**Exercise details:**
Please give the entries again in full and exactly, without any picture.
━━━ Data entries ━━━
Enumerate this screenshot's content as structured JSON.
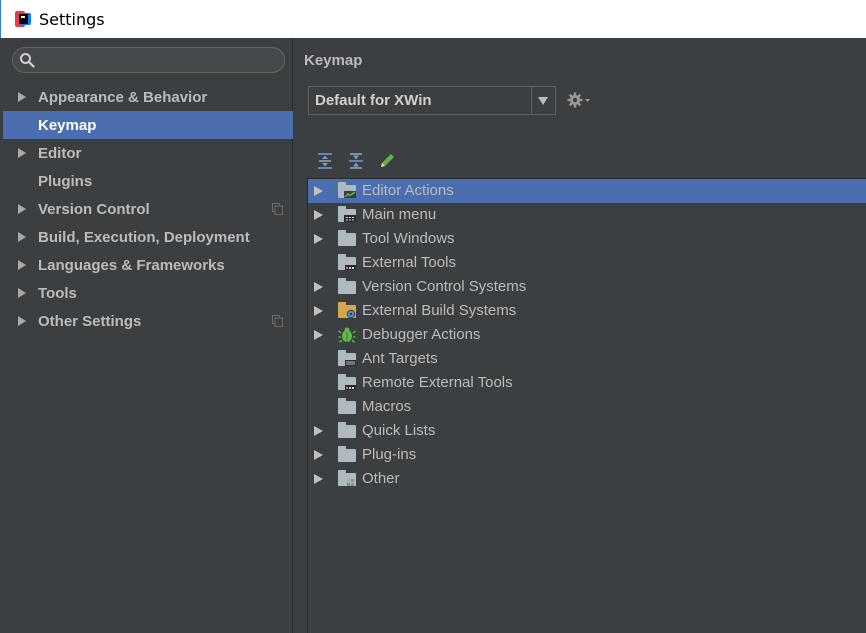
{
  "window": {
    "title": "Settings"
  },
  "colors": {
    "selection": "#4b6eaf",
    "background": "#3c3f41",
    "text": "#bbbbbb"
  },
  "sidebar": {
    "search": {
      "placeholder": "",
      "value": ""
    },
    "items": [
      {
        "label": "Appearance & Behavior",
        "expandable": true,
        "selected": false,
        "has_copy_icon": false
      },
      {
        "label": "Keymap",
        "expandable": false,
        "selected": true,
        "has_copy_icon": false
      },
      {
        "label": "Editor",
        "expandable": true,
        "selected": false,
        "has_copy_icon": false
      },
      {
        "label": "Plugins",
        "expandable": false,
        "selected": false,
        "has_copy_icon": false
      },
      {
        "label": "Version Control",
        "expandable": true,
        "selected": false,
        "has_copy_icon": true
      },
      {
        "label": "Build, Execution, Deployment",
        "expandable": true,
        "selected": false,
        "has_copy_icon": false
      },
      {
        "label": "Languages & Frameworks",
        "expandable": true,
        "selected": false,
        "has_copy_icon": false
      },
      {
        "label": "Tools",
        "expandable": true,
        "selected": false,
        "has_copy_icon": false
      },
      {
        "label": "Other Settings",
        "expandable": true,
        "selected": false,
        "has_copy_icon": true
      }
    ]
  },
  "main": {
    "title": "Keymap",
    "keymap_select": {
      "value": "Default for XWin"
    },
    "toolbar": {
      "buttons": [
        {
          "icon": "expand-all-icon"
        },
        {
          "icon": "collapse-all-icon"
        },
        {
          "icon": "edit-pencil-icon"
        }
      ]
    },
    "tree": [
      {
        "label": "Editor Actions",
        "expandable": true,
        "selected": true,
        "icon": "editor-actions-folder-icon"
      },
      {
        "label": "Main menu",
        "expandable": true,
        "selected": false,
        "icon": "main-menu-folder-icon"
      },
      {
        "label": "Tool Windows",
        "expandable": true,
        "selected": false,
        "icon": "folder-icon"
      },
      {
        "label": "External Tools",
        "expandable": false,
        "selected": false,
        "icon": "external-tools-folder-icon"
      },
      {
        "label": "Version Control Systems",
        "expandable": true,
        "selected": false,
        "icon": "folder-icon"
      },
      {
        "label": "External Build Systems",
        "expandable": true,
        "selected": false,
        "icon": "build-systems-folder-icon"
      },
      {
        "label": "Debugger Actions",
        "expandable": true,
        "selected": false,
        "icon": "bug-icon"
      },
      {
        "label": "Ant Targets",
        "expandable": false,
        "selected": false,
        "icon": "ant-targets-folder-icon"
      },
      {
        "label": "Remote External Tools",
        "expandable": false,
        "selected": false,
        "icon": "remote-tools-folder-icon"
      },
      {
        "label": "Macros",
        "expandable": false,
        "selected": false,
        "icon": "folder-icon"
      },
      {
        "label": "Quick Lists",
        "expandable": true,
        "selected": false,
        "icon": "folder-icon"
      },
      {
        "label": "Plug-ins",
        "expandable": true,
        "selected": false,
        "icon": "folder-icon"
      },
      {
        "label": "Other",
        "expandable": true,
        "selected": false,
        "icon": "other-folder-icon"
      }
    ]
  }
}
━━━
**Correct output:**
Enumerate this screenshot's content as structured JSON.
{
  "window": {
    "title": "Settings"
  },
  "colors": {
    "selection": "#4b6eaf",
    "background": "#3c3f41",
    "text": "#bbbbbb"
  },
  "sidebar": {
    "search": {
      "placeholder": "",
      "value": ""
    },
    "items": [
      {
        "label": "Appearance & Behavior",
        "expandable": true,
        "selected": false,
        "has_copy_icon": false
      },
      {
        "label": "Keymap",
        "expandable": false,
        "selected": true,
        "has_copy_icon": false
      },
      {
        "label": "Editor",
        "expandable": true,
        "selected": false,
        "has_copy_icon": false
      },
      {
        "label": "Plugins",
        "expandable": false,
        "selected": false,
        "has_copy_icon": false
      },
      {
        "label": "Version Control",
        "expandable": true,
        "selected": false,
        "has_copy_icon": true
      },
      {
        "label": "Build, Execution, Deployment",
        "expandable": true,
        "selected": false,
        "has_copy_icon": false
      },
      {
        "label": "Languages & Frameworks",
        "expandable": true,
        "selected": false,
        "has_copy_icon": false
      },
      {
        "label": "Tools",
        "expandable": true,
        "selected": false,
        "has_copy_icon": false
      },
      {
        "label": "Other Settings",
        "expandable": true,
        "selected": false,
        "has_copy_icon": true
      }
    ]
  },
  "main": {
    "title": "Keymap",
    "keymap_select": {
      "value": "Default for XWin"
    },
    "toolbar": {
      "buttons": [
        {
          "icon": "expand-all-icon"
        },
        {
          "icon": "collapse-all-icon"
        },
        {
          "icon": "edit-pencil-icon"
        }
      ]
    },
    "tree": [
      {
        "label": "Editor Actions",
        "expandable": true,
        "selected": true,
        "icon": "editor-actions-folder-icon"
      },
      {
        "label": "Main menu",
        "expandable": true,
        "selected": false,
        "icon": "main-menu-folder-icon"
      },
      {
        "label": "Tool Windows",
        "expandable": true,
        "selected": false,
        "icon": "folder-icon"
      },
      {
        "label": "External Tools",
        "expandable": false,
        "selected": false,
        "icon": "external-tools-folder-icon"
      },
      {
        "label": "Version Control Systems",
        "expandable": true,
        "selected": false,
        "icon": "folder-icon"
      },
      {
        "label": "External Build Systems",
        "expandable": true,
        "selected": false,
        "icon": "build-systems-folder-icon"
      },
      {
        "label": "Debugger Actions",
        "expandable": true,
        "selected": false,
        "icon": "bug-icon"
      },
      {
        "label": "Ant Targets",
        "expandable": false,
        "selected": false,
        "icon": "ant-targets-folder-icon"
      },
      {
        "label": "Remote External Tools",
        "expandable": false,
        "selected": false,
        "icon": "remote-tools-folder-icon"
      },
      {
        "label": "Macros",
        "expandable": false,
        "selected": false,
        "icon": "folder-icon"
      },
      {
        "label": "Quick Lists",
        "expandable": true,
        "selected": false,
        "icon": "folder-icon"
      },
      {
        "label": "Plug-ins",
        "expandable": true,
        "selected": false,
        "icon": "folder-icon"
      },
      {
        "label": "Other",
        "expandable": true,
        "selected": false,
        "icon": "other-folder-icon"
      }
    ]
  }
}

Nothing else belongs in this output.